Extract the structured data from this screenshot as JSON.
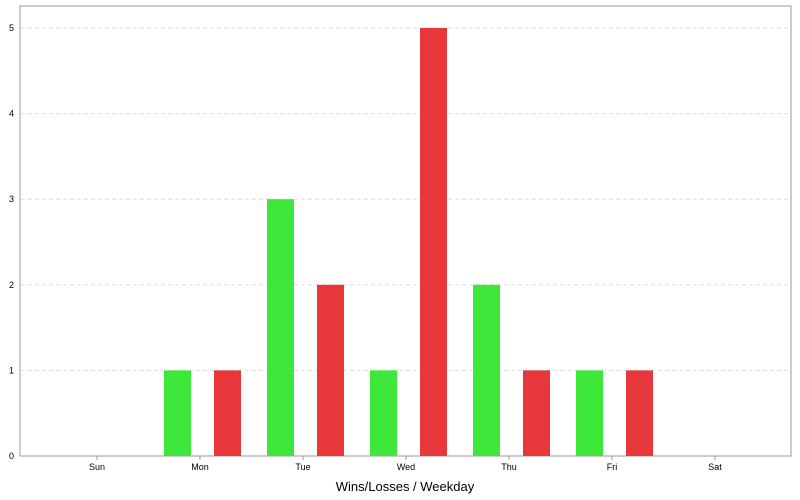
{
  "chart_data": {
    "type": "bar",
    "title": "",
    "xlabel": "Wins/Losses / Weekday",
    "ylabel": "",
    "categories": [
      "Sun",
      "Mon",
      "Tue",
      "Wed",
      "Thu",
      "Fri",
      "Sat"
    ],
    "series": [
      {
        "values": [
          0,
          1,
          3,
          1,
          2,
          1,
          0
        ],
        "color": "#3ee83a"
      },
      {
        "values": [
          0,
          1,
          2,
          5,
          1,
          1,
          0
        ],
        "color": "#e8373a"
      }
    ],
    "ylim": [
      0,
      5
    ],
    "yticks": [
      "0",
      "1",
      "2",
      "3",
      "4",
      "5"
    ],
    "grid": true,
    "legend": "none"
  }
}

•••••

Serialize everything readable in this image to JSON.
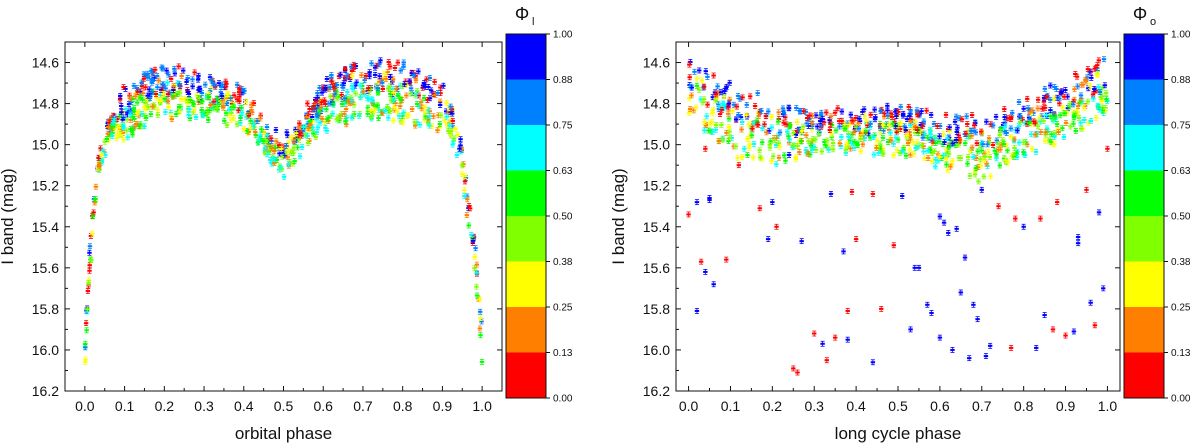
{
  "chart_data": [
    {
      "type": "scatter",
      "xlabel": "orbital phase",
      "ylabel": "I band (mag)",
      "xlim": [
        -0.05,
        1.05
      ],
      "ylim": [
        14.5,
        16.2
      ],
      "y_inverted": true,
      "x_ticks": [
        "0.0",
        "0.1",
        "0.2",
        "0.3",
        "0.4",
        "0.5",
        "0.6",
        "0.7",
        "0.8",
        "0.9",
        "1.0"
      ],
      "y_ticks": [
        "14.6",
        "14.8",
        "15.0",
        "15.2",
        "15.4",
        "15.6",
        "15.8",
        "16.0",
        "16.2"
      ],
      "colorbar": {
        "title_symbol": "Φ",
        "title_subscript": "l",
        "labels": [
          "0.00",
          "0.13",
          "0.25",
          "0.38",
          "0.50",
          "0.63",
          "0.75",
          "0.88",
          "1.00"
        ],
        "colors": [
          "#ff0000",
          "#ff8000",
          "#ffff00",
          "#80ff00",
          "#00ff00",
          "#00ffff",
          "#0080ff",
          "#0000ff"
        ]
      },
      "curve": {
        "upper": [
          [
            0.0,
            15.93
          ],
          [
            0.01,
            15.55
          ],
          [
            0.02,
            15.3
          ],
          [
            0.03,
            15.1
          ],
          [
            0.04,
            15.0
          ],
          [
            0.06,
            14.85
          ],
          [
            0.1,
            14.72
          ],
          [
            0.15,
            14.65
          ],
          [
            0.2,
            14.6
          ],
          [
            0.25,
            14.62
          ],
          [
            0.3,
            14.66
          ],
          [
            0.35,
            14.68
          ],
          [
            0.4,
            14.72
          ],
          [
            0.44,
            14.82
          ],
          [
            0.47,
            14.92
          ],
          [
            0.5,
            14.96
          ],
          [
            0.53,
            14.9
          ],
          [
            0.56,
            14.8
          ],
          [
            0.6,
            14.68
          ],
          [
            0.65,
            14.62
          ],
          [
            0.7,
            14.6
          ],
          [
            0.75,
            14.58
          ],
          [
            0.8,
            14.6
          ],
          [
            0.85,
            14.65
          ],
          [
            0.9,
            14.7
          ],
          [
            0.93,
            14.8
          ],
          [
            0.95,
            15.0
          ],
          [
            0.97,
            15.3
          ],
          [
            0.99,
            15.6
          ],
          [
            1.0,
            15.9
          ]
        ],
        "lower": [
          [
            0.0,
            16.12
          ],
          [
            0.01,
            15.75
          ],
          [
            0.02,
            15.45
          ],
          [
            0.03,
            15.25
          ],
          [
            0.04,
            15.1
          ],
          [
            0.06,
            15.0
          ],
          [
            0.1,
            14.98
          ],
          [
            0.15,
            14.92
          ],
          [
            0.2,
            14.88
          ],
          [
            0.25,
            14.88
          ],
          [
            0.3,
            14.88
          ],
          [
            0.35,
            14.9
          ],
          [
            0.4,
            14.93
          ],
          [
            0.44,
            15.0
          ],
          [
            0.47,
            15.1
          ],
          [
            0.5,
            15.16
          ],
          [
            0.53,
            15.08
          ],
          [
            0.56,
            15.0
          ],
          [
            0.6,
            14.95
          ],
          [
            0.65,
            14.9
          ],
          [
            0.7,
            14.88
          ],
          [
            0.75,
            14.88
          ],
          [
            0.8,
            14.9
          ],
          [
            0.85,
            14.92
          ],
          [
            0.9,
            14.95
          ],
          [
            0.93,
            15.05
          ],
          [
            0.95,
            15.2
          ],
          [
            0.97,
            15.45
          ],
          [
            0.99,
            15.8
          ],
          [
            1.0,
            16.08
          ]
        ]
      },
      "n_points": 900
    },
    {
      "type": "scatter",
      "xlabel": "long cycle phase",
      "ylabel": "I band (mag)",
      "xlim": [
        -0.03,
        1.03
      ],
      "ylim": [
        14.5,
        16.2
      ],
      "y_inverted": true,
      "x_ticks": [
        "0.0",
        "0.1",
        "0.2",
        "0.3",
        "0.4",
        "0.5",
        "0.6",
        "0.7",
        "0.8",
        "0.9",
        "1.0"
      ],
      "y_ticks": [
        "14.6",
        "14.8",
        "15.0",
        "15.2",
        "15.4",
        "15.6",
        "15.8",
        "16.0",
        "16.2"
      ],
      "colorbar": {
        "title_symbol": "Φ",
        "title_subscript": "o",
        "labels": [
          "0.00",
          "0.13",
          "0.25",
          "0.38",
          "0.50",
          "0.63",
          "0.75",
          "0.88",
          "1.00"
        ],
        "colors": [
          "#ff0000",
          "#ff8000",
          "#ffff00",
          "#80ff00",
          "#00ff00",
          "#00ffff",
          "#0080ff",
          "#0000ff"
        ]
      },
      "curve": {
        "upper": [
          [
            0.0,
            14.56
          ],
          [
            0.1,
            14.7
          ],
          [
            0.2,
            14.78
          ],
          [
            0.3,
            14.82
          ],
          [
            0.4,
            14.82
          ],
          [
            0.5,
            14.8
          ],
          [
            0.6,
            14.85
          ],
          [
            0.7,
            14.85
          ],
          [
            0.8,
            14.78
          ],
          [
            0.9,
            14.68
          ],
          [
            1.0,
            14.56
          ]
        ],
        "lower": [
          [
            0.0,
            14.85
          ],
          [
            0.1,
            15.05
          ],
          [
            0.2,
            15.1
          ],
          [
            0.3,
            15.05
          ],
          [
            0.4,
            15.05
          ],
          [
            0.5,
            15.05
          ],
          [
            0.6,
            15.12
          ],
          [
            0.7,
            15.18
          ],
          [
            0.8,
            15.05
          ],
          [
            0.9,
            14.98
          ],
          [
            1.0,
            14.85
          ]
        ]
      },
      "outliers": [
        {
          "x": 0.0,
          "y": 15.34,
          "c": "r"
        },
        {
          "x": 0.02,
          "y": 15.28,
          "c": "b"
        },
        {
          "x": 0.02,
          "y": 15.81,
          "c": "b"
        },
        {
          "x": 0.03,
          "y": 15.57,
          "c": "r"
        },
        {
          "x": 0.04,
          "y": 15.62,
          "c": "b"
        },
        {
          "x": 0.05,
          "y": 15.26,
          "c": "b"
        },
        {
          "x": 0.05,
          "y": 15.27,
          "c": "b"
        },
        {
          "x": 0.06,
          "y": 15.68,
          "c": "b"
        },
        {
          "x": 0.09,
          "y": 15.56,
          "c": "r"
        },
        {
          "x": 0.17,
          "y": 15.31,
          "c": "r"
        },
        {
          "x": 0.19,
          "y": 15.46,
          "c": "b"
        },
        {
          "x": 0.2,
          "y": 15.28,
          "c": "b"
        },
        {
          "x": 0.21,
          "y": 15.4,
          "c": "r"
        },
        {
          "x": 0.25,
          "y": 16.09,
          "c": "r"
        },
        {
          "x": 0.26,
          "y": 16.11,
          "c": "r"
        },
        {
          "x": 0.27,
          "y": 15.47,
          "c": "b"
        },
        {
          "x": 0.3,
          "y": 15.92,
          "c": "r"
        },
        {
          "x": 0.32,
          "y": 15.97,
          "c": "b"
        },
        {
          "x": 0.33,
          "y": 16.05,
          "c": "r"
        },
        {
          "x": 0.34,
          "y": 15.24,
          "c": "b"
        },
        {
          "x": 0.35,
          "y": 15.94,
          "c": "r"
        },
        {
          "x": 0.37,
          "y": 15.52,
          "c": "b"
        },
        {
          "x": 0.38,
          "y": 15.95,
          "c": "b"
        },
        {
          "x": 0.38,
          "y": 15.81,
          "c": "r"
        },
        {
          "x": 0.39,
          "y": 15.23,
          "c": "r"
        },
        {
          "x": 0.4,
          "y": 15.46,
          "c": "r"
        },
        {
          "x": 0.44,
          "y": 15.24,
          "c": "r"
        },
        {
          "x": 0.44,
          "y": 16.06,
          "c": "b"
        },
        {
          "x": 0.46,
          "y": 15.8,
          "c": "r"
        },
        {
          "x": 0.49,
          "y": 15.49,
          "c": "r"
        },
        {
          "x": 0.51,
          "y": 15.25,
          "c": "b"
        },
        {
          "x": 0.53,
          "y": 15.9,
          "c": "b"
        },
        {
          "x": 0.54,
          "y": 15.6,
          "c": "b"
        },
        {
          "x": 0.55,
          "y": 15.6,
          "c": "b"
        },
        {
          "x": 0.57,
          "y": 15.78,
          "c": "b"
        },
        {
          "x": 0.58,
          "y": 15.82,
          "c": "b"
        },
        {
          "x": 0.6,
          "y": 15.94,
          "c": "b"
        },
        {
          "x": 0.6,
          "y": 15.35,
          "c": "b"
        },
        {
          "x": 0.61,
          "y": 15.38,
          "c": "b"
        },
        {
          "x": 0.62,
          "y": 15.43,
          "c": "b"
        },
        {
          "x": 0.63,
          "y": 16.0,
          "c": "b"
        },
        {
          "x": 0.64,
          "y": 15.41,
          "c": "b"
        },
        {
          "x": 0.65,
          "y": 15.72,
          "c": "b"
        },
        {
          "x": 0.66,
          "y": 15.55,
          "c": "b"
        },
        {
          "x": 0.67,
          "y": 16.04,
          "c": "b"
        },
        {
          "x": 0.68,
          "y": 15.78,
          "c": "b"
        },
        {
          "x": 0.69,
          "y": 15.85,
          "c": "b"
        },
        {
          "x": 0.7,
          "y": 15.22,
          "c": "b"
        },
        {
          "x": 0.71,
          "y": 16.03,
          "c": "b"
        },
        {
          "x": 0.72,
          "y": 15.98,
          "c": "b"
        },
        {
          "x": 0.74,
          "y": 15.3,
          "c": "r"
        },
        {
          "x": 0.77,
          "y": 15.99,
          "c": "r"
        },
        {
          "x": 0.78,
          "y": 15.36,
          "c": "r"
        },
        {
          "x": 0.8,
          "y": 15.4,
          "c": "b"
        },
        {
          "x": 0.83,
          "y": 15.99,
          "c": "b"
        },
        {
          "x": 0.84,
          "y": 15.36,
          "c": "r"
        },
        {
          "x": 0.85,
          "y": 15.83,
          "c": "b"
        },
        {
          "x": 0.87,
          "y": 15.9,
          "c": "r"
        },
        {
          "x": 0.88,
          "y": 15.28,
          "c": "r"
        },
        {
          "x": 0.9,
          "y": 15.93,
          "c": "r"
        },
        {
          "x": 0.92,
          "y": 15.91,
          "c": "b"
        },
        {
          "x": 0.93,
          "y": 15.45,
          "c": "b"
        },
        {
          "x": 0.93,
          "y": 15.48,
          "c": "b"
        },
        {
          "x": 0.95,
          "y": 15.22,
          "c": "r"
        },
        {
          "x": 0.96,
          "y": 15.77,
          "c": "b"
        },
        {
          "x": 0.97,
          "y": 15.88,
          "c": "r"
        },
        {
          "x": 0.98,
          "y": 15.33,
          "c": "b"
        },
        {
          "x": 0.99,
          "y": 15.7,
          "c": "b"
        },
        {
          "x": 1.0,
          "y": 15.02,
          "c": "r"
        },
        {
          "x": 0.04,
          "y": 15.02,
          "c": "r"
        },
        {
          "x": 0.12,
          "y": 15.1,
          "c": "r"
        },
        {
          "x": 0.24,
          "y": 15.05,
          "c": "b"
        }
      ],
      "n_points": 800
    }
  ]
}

•••••

Given task:
Copy each line of the preceding data that contains the string "phase".

The response:
      "xlabel": "orbital phase",
      "xlabel": "long cycle phase",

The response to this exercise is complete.